Stated task
Isolate every line in the data with the string "niet" and copy it.

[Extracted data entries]
-------------------------

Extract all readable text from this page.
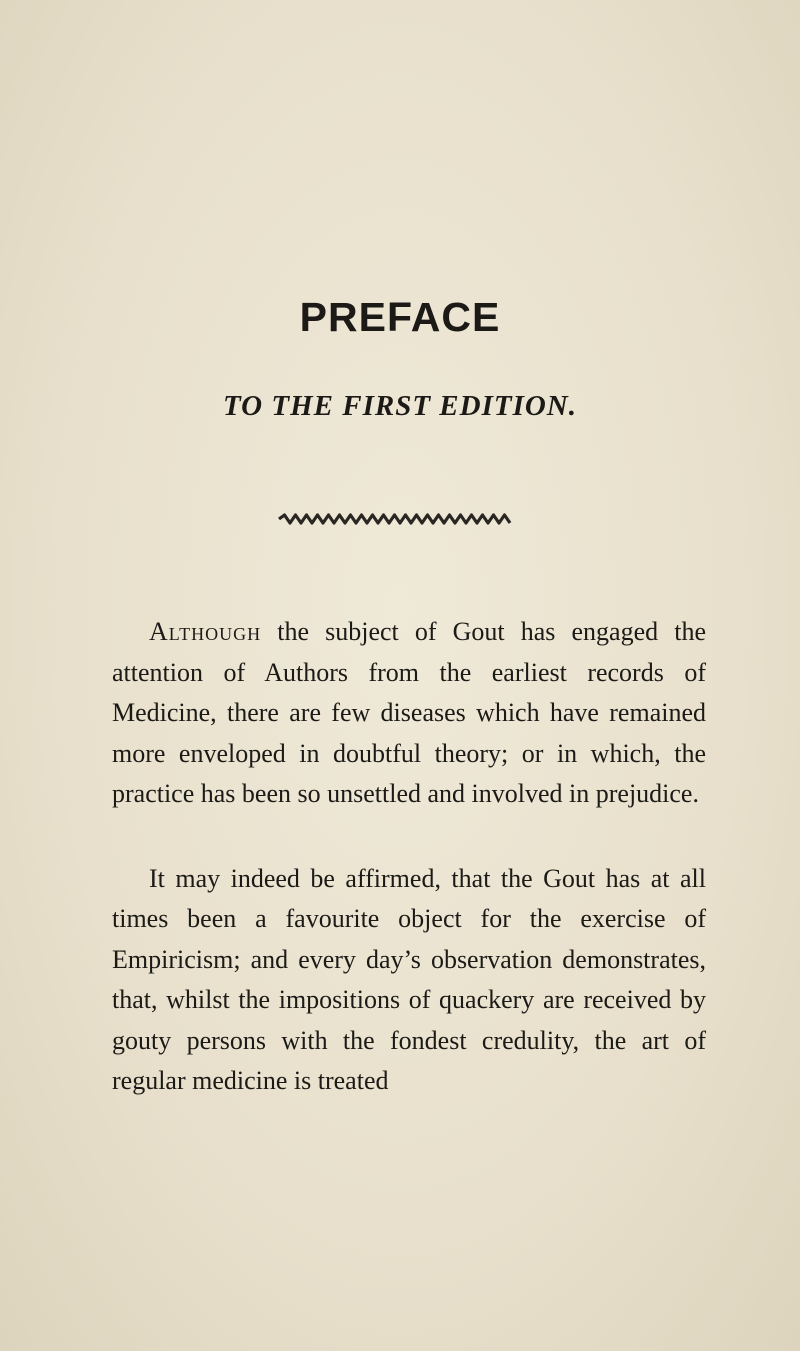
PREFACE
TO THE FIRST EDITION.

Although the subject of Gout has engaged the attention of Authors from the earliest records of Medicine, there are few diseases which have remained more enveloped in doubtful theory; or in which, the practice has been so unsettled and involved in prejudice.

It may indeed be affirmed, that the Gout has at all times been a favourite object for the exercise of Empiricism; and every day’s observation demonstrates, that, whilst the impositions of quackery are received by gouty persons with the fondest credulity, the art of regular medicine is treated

-------------------------

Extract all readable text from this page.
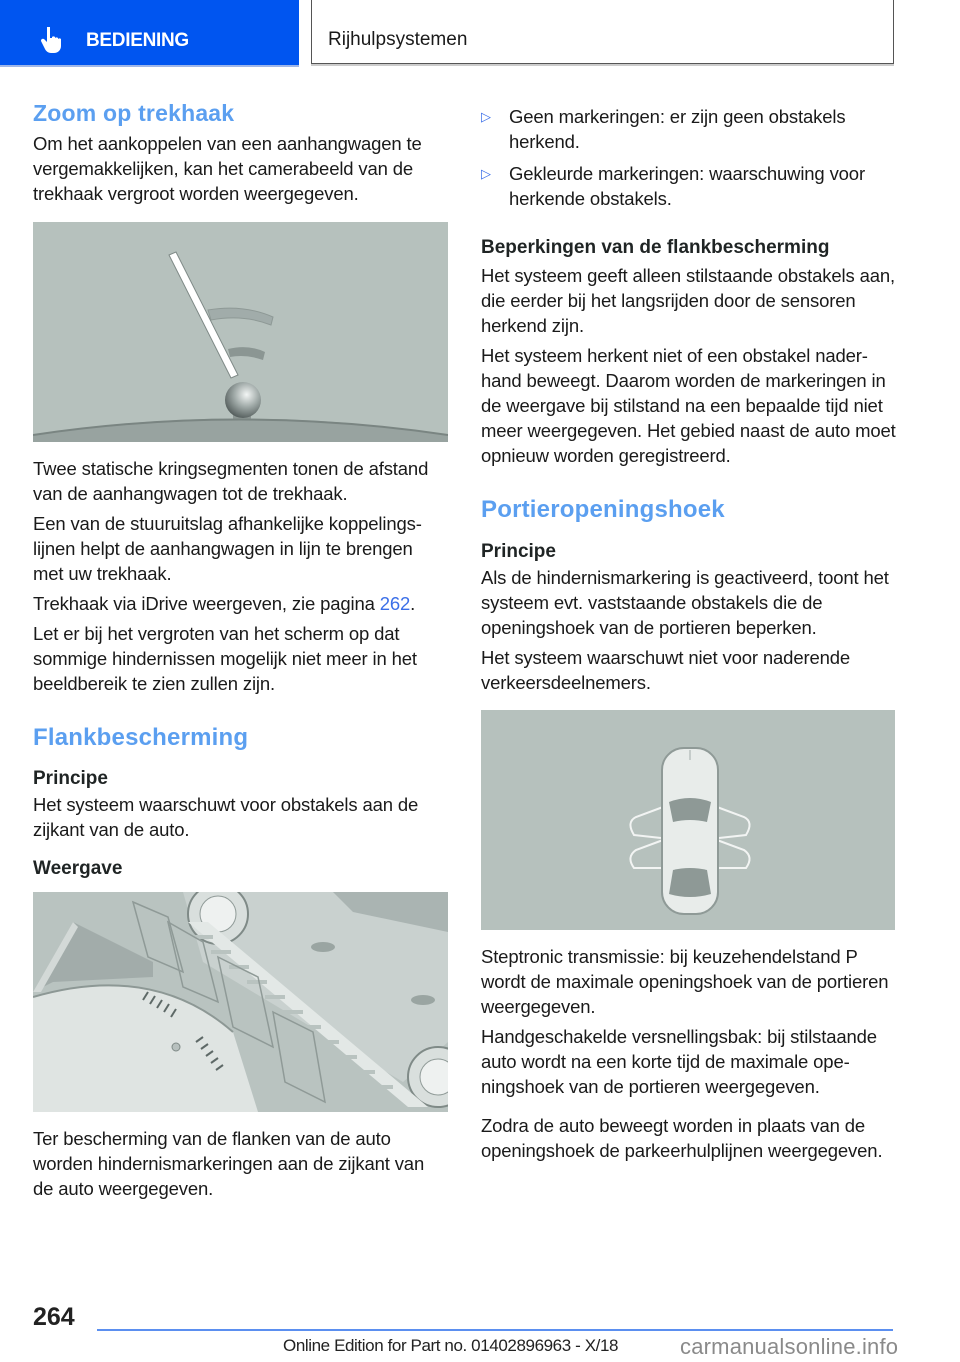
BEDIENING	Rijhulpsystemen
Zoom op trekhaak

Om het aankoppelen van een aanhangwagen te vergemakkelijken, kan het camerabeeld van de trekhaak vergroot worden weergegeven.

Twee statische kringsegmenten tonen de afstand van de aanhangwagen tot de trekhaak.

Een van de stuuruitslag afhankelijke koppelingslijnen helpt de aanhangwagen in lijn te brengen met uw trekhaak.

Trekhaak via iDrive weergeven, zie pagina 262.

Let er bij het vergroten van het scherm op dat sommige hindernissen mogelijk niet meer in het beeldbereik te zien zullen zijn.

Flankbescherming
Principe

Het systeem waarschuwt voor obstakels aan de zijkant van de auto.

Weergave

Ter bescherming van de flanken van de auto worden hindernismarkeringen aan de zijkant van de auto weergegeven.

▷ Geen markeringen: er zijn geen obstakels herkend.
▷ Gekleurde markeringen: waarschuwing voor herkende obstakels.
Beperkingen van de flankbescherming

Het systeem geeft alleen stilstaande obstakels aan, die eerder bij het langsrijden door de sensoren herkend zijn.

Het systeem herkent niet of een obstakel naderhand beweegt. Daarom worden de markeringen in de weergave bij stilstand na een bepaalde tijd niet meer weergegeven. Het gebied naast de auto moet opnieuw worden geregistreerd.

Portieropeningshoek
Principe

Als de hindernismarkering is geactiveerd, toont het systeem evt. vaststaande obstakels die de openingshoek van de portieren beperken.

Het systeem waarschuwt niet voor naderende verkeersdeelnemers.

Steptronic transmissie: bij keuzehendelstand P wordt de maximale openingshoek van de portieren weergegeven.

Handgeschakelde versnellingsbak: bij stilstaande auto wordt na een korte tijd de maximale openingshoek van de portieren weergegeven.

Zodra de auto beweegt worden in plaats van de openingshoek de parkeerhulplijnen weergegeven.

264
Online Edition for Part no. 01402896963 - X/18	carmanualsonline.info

-------------------------

The reply
Let er bij het vergroten van het scherm op dat sommige hindernissen mogelijk niet meer in het beeldbereik te zien zullen zijn.
Het systeem herkent niet of een obstakel naderhand beweegt. Daarom worden de markeringen in de weergave bij stilstand na een bepaalde tijd niet meer weergegeven. Het gebied naast de auto moet opnieuw worden geregistreerd.
Het systeem waarschuwt niet voor naderende verkeersdeelnemers.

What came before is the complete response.